··· Material for this exercise
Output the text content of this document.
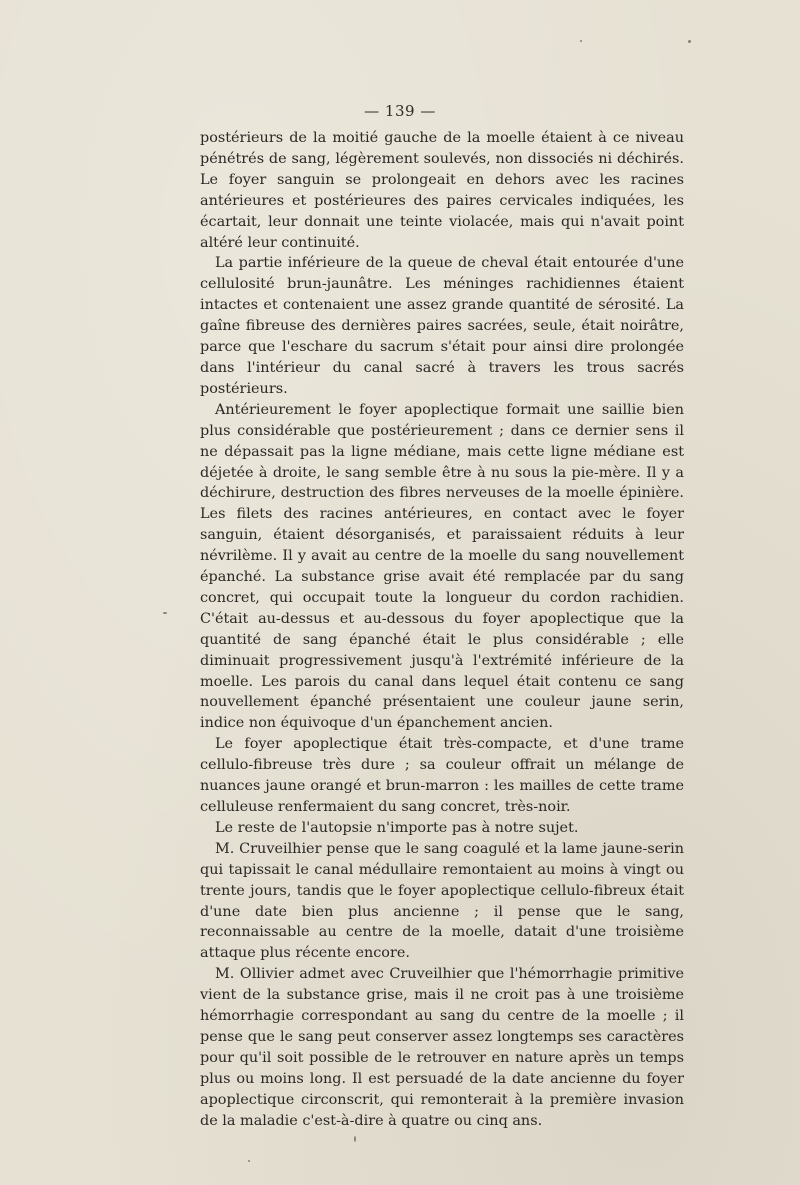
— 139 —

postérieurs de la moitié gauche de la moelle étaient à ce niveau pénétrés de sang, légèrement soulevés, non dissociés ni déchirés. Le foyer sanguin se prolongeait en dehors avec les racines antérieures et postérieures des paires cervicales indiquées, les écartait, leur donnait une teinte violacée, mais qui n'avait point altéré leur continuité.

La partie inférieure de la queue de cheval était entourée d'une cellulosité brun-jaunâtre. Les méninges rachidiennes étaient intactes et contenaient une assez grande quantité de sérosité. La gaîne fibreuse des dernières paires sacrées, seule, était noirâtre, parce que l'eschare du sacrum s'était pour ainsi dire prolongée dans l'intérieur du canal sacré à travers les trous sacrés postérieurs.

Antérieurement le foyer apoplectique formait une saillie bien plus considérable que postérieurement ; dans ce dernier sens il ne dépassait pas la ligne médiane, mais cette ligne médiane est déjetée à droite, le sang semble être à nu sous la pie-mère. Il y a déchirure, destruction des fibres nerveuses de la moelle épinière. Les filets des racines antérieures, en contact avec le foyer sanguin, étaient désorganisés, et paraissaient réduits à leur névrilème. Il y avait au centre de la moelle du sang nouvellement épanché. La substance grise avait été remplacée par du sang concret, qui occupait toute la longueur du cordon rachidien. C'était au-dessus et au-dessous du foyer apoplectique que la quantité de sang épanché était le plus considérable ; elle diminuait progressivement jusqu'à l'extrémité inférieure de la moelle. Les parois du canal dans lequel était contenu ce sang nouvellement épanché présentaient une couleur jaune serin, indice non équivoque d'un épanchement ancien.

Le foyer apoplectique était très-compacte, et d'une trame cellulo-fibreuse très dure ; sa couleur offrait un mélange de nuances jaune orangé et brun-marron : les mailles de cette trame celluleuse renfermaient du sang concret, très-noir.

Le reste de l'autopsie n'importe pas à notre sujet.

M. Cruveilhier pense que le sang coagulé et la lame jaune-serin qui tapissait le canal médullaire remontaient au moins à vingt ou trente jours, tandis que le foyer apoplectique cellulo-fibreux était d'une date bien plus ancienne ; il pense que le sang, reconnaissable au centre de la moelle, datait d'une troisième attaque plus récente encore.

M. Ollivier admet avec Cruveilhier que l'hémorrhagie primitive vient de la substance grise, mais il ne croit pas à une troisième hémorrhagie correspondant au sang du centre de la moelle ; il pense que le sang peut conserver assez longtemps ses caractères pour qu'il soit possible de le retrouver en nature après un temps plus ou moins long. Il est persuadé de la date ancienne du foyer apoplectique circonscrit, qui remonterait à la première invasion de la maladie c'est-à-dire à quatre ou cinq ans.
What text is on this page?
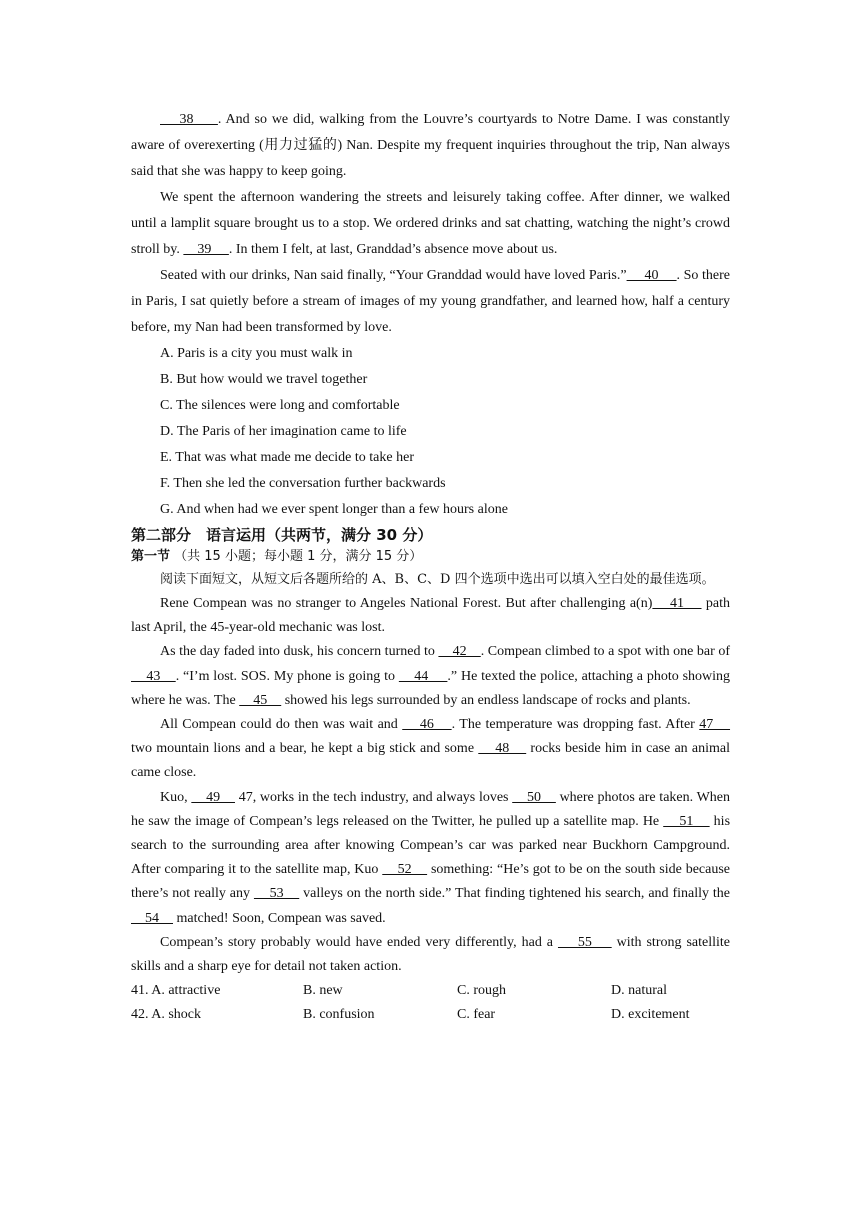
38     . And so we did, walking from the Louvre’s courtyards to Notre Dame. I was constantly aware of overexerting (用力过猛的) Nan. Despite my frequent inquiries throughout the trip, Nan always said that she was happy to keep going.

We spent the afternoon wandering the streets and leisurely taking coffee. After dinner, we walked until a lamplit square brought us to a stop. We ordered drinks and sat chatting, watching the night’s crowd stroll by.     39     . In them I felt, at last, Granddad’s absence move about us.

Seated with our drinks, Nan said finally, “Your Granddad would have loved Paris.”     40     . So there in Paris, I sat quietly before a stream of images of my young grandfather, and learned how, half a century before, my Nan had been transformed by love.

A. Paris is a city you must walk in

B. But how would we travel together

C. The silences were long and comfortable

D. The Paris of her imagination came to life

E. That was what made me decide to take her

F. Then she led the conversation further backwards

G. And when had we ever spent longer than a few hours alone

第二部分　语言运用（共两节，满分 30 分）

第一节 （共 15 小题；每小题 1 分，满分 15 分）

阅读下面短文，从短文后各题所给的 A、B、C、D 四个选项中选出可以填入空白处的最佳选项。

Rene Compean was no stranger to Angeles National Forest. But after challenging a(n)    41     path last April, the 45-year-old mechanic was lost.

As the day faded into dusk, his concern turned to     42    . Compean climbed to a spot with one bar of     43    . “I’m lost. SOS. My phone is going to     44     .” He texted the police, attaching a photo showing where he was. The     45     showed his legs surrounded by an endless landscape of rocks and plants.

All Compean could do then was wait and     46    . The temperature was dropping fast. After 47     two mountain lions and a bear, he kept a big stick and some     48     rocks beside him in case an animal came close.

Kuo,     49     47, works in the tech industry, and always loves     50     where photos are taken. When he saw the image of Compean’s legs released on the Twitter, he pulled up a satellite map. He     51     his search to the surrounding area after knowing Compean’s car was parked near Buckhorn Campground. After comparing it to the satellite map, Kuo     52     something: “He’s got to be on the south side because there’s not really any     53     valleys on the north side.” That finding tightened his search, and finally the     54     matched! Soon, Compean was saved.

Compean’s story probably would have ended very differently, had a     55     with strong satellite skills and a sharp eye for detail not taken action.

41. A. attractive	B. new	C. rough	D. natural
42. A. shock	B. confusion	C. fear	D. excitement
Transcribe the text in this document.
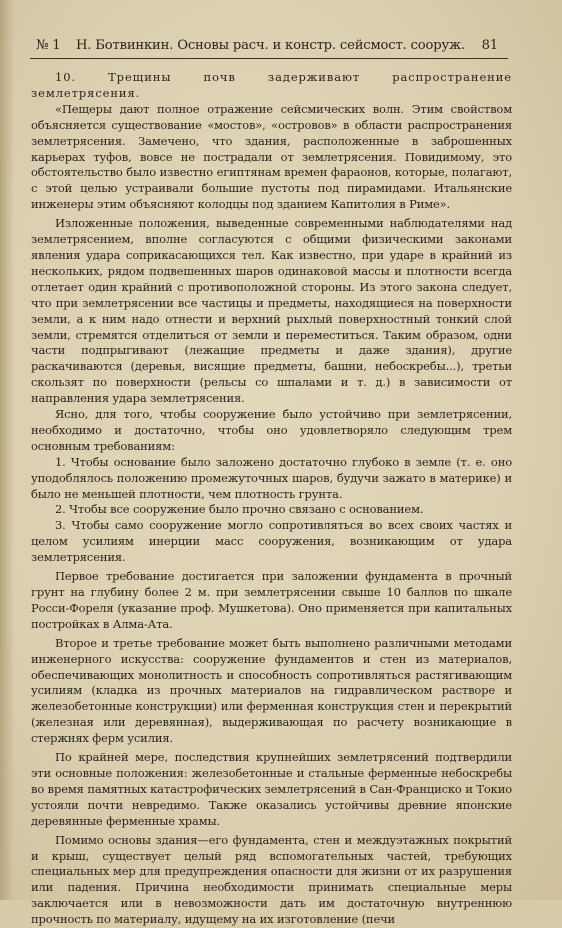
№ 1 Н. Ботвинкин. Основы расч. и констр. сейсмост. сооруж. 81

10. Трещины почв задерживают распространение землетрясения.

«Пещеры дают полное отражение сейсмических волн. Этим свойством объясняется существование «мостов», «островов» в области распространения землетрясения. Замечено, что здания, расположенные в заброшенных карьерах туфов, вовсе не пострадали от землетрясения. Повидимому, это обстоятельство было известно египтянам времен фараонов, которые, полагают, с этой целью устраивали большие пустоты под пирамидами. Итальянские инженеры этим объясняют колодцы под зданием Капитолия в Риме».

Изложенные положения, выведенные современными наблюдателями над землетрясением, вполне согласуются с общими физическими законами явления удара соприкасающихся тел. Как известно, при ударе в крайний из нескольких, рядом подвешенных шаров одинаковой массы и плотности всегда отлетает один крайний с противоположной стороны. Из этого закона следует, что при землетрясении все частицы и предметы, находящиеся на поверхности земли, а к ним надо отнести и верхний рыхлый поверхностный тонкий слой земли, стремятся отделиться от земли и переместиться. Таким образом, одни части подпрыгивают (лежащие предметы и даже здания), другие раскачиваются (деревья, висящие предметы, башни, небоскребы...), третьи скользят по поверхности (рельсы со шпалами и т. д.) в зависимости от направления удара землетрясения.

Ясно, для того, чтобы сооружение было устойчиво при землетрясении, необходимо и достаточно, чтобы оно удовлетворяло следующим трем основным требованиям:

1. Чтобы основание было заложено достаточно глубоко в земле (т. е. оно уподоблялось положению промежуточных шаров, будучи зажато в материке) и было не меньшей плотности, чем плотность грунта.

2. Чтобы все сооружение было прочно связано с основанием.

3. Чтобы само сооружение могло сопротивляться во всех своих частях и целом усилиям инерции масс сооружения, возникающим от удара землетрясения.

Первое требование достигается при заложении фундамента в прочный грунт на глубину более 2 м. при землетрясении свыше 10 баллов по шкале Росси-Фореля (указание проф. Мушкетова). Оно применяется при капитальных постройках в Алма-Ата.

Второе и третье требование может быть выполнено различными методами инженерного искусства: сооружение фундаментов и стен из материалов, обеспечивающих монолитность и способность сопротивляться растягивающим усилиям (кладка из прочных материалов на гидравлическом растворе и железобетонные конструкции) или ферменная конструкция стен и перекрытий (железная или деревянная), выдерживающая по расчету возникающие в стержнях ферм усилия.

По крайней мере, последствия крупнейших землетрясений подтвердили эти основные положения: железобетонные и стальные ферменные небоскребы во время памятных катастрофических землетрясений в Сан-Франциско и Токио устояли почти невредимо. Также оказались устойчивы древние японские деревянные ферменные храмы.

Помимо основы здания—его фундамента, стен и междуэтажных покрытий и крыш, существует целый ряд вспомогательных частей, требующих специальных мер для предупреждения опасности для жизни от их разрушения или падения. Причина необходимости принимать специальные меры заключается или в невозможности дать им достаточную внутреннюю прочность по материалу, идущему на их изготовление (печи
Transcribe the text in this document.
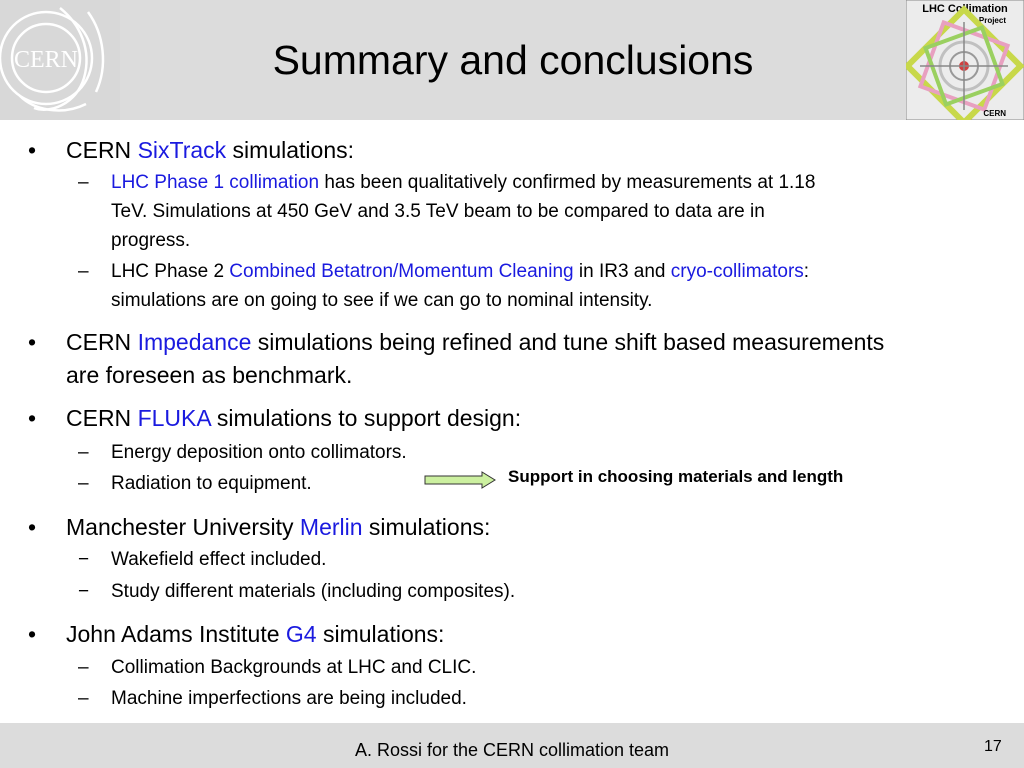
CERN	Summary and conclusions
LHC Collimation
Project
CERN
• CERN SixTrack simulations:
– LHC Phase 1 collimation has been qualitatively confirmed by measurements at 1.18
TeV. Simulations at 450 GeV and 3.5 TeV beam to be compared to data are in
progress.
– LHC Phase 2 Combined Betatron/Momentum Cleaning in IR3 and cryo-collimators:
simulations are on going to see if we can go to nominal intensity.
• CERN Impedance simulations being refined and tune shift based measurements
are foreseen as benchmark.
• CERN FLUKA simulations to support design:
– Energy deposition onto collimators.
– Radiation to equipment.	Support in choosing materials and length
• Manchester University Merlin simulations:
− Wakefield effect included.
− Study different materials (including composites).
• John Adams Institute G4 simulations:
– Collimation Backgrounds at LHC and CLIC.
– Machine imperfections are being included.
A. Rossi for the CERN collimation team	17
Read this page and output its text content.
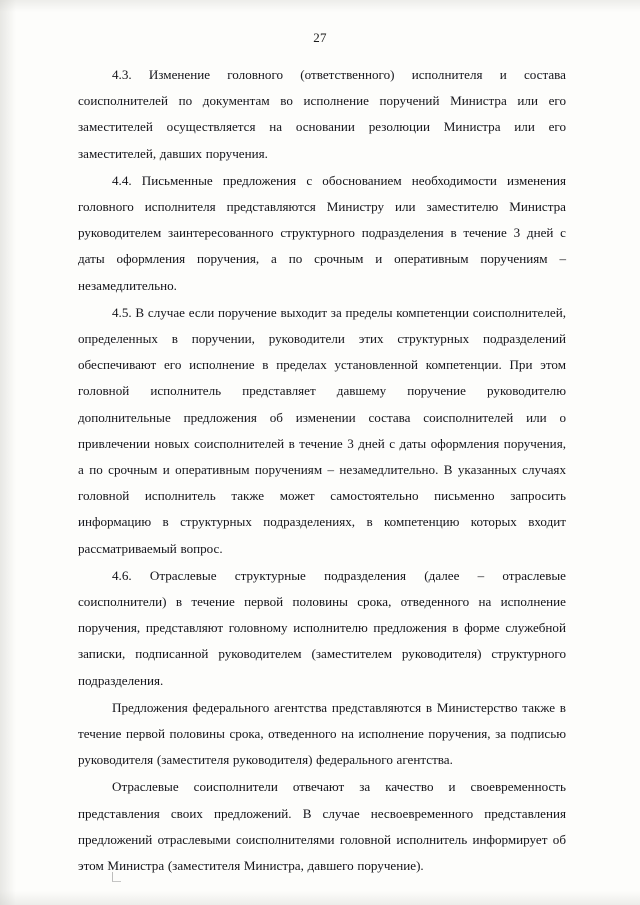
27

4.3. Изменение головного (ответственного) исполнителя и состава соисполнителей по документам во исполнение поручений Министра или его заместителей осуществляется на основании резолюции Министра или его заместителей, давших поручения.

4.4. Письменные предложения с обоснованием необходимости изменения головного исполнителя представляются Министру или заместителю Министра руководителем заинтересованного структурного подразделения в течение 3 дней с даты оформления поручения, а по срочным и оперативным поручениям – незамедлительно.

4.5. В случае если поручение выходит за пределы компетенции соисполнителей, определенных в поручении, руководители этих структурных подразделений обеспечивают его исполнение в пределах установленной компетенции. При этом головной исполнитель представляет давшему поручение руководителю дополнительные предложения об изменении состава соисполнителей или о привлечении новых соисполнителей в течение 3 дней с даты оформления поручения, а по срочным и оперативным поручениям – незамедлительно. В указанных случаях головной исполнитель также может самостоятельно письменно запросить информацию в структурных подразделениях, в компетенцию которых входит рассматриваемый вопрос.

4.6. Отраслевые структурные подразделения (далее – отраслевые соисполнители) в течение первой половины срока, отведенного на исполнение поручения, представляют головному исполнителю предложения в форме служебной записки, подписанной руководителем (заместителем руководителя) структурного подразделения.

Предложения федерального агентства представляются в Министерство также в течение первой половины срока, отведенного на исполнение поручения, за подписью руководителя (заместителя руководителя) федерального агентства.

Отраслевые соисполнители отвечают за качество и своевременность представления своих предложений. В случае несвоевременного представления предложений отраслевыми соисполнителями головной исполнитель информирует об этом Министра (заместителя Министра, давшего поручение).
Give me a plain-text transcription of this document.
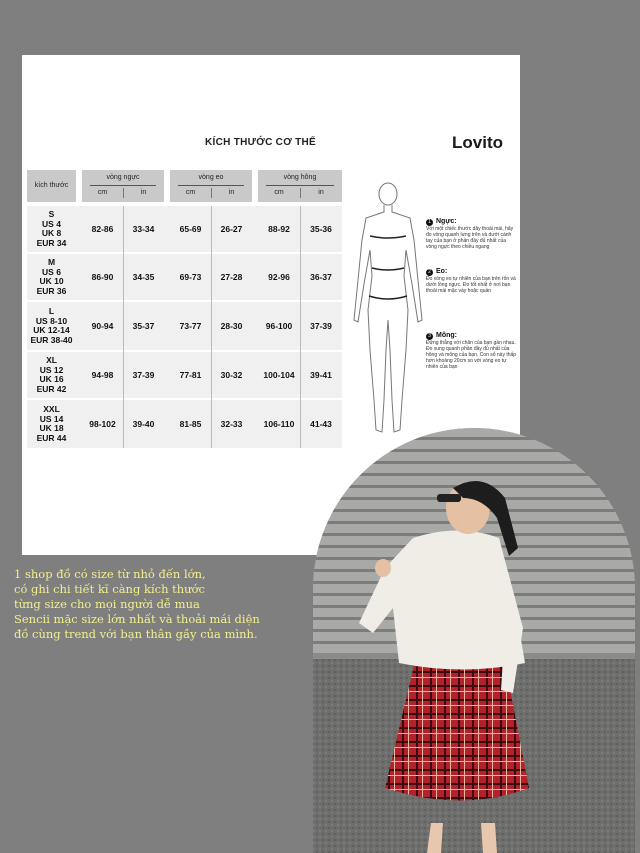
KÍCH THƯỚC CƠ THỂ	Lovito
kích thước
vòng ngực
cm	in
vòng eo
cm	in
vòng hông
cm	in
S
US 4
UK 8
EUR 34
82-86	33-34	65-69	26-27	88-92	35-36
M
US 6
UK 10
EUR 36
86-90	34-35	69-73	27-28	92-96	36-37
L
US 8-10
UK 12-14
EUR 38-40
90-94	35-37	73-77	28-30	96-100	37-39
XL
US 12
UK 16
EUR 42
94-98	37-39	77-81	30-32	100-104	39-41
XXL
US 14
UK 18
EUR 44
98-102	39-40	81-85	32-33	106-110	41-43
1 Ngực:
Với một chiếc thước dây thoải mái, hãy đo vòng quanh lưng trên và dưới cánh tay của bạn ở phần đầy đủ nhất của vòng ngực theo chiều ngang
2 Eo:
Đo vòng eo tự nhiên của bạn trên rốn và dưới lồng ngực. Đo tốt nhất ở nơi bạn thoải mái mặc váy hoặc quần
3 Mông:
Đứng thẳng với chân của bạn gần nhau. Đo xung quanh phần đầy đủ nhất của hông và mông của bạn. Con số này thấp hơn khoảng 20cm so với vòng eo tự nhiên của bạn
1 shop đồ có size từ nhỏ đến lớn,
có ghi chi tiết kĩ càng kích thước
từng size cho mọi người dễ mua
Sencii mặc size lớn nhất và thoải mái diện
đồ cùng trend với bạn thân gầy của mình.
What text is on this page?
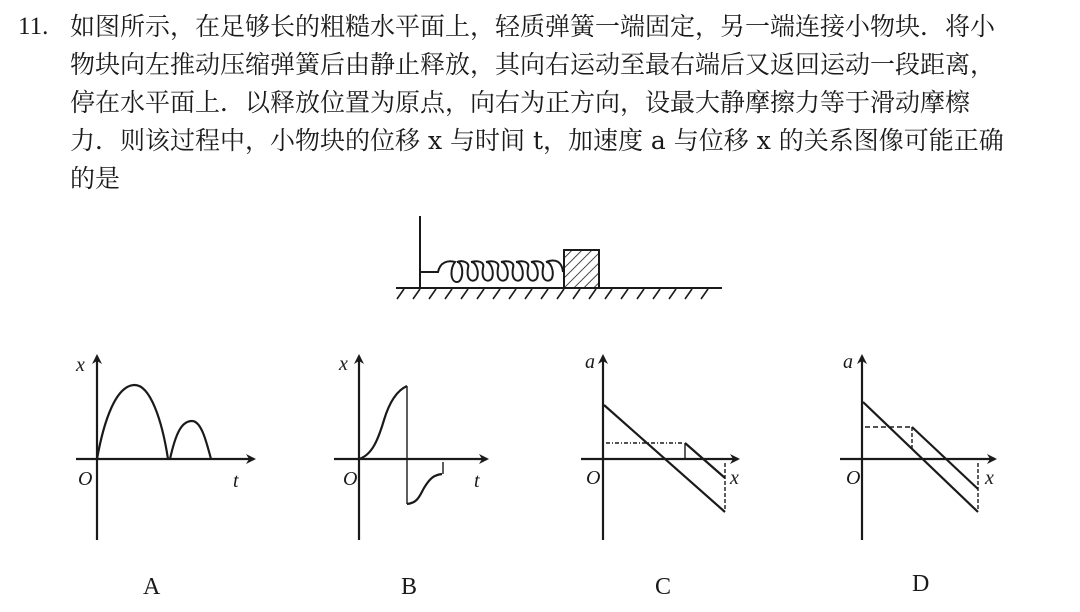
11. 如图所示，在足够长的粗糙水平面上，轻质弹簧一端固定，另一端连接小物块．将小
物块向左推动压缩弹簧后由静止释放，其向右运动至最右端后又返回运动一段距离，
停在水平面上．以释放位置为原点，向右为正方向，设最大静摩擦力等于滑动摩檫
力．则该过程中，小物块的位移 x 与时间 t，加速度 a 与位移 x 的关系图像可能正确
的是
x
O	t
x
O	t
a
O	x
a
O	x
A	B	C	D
······
Exercise: Copy out each line that contains the word "last".

Response to this task:
We spent the afternoon wandering the streets and leisurely taking coffee. After dinner, we walked until a lamplit square brought us to a stop. We ordered drinks and sat chatting, watching the night’s crowd stroll by.     39     . In them I felt, at last, Granddad’s absence move about us.
Rene Compean was no stranger to Angeles National Forest. But after challenging a(n)    41     path last April, the 45-year-old mechanic was lost.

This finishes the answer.